- Extract
=======
Setting Goals as an Owner Operator

If you ask most owner operators what the goals for their business are most would tell you to make it down the road safely and come out with some money in their pockets. While that may make a lofty operational goal it doesn’t help you in the long run to be successful. Some mention just making their truck payments, others want family time and so on.  These are all fine goals, but are they structured enough to get you to where you want to be? The answer is no, goals to most people mean dreaming and that is why they don’t usually work. Goals need specific items in order to work and to do it right require planning and soul searching in a quiet place when you are rested and alert. So what kind of goals should be important to you as an owner operator?
=======
- Listing
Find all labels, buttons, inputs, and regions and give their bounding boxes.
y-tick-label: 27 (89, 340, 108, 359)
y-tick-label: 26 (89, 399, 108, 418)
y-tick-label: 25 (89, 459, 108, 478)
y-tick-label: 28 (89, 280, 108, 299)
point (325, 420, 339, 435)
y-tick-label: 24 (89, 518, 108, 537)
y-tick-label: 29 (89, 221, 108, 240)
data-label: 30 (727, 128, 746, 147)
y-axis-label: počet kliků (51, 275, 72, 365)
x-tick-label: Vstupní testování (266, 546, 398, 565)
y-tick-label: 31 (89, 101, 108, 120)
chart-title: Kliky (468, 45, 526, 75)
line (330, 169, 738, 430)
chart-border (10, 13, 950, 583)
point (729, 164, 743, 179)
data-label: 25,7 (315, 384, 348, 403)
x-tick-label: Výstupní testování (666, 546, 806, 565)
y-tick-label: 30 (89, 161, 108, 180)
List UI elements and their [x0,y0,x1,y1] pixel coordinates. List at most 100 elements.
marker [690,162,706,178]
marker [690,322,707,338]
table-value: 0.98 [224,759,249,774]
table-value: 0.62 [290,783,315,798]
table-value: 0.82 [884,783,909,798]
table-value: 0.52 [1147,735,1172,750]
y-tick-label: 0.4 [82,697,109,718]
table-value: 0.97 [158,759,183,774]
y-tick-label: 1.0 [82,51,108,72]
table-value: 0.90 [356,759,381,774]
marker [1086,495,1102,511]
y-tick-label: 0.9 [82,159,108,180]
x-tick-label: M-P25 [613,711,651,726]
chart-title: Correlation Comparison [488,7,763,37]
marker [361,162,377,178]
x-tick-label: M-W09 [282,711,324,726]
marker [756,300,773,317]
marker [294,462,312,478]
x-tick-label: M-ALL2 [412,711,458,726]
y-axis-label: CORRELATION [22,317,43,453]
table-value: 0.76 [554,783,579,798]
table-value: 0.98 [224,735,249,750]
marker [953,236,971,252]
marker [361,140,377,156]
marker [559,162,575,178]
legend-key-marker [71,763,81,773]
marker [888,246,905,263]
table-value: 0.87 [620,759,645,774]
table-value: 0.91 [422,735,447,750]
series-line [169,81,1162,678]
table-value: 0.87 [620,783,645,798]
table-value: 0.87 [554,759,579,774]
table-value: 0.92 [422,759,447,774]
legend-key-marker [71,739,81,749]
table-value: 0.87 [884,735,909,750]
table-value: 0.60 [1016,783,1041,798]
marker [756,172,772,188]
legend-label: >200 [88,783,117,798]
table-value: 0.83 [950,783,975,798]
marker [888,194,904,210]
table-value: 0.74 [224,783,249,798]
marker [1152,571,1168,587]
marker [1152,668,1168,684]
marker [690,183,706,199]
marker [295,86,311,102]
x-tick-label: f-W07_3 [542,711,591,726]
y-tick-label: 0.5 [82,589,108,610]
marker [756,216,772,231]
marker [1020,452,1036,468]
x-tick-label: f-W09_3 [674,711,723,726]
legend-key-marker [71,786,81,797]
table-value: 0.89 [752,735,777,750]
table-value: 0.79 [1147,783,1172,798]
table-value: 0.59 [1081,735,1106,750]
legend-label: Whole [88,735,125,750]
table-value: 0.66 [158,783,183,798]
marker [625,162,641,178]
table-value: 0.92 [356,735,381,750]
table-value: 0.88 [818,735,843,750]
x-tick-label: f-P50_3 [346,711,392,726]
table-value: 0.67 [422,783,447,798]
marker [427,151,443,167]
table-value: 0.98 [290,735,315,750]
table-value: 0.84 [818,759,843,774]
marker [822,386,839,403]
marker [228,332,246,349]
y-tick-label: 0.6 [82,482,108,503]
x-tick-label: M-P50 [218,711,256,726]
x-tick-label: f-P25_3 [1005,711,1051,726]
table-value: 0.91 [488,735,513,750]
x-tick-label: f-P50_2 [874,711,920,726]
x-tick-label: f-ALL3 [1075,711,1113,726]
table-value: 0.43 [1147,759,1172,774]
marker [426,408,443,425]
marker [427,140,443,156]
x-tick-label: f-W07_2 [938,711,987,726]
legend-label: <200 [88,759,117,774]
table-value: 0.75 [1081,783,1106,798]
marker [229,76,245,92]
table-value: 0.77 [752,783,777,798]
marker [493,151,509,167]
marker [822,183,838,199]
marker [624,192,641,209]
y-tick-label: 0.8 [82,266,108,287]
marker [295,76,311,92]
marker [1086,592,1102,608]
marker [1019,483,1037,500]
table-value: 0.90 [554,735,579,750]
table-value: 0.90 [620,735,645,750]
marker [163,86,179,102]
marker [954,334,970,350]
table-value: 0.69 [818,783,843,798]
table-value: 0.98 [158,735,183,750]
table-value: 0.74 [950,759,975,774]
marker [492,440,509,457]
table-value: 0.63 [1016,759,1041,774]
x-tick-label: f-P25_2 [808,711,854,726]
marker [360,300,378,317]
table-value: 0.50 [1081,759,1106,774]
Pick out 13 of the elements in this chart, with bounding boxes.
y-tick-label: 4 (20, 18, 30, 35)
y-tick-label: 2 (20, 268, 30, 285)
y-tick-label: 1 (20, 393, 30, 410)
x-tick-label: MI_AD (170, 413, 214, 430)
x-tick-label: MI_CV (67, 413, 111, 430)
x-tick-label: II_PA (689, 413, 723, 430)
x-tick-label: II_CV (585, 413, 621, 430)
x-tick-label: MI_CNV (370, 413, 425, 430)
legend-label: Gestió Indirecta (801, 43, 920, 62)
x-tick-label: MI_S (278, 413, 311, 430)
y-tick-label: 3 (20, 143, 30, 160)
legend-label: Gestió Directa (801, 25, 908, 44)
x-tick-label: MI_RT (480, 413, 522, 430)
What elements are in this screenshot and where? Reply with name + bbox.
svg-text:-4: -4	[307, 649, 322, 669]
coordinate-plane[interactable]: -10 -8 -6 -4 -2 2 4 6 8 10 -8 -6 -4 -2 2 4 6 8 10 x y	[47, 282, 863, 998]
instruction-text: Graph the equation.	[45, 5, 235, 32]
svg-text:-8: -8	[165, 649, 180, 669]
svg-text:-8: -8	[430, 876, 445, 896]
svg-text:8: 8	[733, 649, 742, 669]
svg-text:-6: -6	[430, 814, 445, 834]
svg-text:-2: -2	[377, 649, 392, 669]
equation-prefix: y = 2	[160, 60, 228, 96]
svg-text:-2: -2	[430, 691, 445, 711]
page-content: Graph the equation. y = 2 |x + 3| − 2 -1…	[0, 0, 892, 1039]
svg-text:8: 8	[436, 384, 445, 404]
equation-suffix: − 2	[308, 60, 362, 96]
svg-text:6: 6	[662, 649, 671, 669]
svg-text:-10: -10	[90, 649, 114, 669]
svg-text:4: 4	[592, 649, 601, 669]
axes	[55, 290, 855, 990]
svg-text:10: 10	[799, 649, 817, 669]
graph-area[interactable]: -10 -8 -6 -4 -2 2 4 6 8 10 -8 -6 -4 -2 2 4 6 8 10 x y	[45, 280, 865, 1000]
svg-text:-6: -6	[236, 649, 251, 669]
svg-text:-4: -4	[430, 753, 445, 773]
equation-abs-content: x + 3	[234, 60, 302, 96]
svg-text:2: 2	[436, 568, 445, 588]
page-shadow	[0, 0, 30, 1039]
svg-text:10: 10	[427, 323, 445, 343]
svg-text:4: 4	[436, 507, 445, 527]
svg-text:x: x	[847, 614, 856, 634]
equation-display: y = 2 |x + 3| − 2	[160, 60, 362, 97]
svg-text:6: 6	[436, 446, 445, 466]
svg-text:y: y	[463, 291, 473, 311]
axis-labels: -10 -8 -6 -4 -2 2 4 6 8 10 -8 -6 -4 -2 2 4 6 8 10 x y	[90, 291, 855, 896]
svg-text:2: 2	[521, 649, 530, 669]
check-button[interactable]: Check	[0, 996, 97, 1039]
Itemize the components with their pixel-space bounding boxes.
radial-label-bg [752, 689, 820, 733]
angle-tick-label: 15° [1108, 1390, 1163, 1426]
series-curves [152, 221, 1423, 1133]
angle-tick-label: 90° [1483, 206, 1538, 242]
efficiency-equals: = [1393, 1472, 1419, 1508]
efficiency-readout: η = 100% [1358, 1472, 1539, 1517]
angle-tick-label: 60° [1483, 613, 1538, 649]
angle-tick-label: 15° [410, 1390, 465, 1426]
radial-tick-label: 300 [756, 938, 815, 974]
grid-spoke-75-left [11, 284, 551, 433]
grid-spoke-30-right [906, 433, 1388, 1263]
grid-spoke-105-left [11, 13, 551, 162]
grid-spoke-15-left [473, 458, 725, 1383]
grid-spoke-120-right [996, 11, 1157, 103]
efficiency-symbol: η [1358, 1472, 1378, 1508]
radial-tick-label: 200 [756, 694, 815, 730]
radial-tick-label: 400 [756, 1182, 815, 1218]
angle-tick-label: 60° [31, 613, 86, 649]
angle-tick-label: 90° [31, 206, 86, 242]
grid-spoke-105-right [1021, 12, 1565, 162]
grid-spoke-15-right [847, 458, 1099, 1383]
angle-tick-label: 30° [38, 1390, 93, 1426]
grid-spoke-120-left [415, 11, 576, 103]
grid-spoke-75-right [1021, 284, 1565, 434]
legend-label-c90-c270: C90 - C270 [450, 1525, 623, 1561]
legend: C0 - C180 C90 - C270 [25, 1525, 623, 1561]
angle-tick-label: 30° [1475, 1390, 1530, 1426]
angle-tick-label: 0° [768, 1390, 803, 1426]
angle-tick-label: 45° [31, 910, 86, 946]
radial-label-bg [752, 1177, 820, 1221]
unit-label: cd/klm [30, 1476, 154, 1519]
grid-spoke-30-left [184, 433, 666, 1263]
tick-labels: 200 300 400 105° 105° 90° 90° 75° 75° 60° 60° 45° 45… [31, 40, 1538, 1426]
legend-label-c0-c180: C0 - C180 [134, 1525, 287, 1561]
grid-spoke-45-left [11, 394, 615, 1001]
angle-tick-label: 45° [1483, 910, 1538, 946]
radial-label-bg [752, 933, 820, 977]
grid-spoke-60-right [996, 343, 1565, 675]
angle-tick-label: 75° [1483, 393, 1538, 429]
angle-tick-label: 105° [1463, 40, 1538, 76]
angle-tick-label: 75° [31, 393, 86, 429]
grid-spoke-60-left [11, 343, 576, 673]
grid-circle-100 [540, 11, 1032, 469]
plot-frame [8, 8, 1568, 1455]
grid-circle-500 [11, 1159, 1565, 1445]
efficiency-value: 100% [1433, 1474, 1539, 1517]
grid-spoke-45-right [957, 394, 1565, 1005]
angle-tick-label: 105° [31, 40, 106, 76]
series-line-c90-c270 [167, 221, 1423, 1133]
=======
- To do
1) Rewrite the paragraph in the goal-setting article that begins "If you ask most owner operators" as a shorter version that keeps its main facts.
2) Duplicate the listing verbatim from its first line through the line containing "x-tick-label: Vstupní testování", including both ends.
The article on owner operator goals and the listing are unrelated material.

- Expected answers
1) Most owner operators describe their business goals as getting down the road safely with some money left over. Others name making truck payments or having family time. These goals are fine but not structured enough to lead to success, because most people treat goals as dreams, which usually don't work. Effective goals need specific items and proper planning, along with soul searching in a quiet place while rested and alert. That raises the question of which goals should matter to an owner operator.

2)
Find all labels, buttons, inputs, and regions and give their bounding boxes.
y-tick-label: 27 (89, 340, 108, 359)
y-tick-label: 26 (89, 399, 108, 418)
y-tick-label: 25 (89, 459, 108, 478)
y-tick-label: 28 (89, 280, 108, 299)
point (325, 420, 339, 435)
y-tick-label: 24 (89, 518, 108, 537)
y-tick-label: 29 (89, 221, 108, 240)
data-label: 30 (727, 128, 746, 147)
y-axis-label: počet kliků (51, 275, 72, 365)
x-tick-label: Vstupní testování (266, 546, 398, 565)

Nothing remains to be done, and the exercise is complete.